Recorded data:
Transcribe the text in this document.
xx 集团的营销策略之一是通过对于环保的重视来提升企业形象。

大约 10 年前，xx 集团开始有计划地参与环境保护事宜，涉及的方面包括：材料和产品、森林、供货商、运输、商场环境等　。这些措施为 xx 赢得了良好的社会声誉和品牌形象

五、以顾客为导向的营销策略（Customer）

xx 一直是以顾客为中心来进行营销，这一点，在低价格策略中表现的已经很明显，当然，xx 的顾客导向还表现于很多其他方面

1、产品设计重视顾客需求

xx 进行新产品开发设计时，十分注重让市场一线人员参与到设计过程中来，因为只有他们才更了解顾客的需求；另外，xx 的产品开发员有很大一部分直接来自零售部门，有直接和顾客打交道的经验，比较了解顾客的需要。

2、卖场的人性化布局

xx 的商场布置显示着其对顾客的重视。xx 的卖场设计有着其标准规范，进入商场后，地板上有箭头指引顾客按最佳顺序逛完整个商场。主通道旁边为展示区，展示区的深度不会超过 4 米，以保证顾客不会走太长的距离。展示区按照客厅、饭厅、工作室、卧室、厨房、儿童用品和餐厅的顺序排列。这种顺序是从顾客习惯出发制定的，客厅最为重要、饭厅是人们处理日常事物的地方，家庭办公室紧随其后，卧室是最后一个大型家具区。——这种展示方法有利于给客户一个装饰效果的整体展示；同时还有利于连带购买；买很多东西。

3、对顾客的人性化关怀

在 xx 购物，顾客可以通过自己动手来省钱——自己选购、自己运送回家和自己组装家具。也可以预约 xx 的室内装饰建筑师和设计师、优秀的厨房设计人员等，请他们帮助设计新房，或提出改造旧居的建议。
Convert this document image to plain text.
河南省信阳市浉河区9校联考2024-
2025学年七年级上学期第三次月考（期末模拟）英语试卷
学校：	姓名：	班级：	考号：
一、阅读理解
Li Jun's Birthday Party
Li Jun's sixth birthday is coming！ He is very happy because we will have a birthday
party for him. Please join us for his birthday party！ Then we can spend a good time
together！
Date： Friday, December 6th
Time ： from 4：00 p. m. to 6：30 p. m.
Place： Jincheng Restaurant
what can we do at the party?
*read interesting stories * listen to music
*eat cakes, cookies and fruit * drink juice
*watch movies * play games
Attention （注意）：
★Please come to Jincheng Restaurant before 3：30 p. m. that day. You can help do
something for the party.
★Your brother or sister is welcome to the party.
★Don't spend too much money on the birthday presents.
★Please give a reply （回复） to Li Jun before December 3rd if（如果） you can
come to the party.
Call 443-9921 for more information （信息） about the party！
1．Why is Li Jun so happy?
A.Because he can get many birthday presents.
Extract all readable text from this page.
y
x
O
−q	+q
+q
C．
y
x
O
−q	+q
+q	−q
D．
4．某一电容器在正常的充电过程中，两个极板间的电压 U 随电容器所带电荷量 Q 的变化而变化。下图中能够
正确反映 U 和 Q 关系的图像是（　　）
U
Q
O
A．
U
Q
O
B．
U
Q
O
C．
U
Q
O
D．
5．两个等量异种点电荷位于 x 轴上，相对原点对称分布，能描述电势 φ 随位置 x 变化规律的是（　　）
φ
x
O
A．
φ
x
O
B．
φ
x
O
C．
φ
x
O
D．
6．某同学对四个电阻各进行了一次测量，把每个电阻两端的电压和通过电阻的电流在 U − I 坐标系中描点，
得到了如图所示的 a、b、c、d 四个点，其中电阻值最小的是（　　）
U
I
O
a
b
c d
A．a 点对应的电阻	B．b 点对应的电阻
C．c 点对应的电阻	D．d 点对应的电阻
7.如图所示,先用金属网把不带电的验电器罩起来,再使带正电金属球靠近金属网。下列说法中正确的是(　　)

▸ WRITTEN PROBLEM:
Which lines of the data above contain "点对应的电阻"? Copy each one.

▸ CORRECT RESPONSE:
A．a 点对应的电阻	B．b 点对应的电阻
C．c 点对应的电阻	D．d 点对应的电阻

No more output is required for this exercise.